Copy out all of the material exactly as presented.

--- start of Provided records ---

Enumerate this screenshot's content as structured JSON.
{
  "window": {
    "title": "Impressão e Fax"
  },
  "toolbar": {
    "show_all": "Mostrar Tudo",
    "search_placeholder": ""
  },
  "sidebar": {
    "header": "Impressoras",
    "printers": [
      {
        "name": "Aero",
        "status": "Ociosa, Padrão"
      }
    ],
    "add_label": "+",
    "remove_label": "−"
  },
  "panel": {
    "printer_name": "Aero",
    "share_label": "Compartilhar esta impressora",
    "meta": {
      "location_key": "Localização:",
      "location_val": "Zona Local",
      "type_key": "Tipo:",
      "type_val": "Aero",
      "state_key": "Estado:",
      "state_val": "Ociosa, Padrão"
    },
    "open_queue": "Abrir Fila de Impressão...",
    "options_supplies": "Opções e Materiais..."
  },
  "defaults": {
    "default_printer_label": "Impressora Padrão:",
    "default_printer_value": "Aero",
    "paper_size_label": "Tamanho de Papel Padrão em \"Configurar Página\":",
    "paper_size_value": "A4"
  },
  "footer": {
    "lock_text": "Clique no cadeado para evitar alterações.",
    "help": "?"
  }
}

--- end of Provided records ---

▶ **Reply**
Enumerate this screenshot's content as structured JSON.
{
  "window": {
    "title": "Impressão e Fax"
  },
  "toolbar": {
    "show_all": "Mostrar Tudo",
    "search_placeholder": ""
  },
  "sidebar": {
    "header": "Impressoras",
    "printers": [
      {
        "name": "Aero",
        "status": "Ociosa, Padrão"
      }
    ],
    "add_label": "+",
    "remove_label": "−"
  },
  "panel": {
    "printer_name": "Aero",
    "share_label": "Compartilhar esta impressora",
    "meta": {
      "location_key": "Localização:",
      "location_val": "Zona Local",
      "type_key": "Tipo:",
      "type_val": "Aero",
      "state_key": "Estado:",
      "state_val": "Ociosa, Padrão"
    },
    "open_queue": "Abrir Fila de Impressão...",
    "options_supplies": "Opções e Materiais..."
  },
  "defaults": {
    "default_printer_label": "Impressora Padrão:",
    "default_printer_value": "Aero",
    "paper_size_label": "Tamanho de Papel Padrão em \"Configurar Página\":",
    "paper_size_value": "A4"
  },
  "footer": {
    "lock_text": "Clique no cadeado para evitar alterações.",
    "help": "?"
  }
}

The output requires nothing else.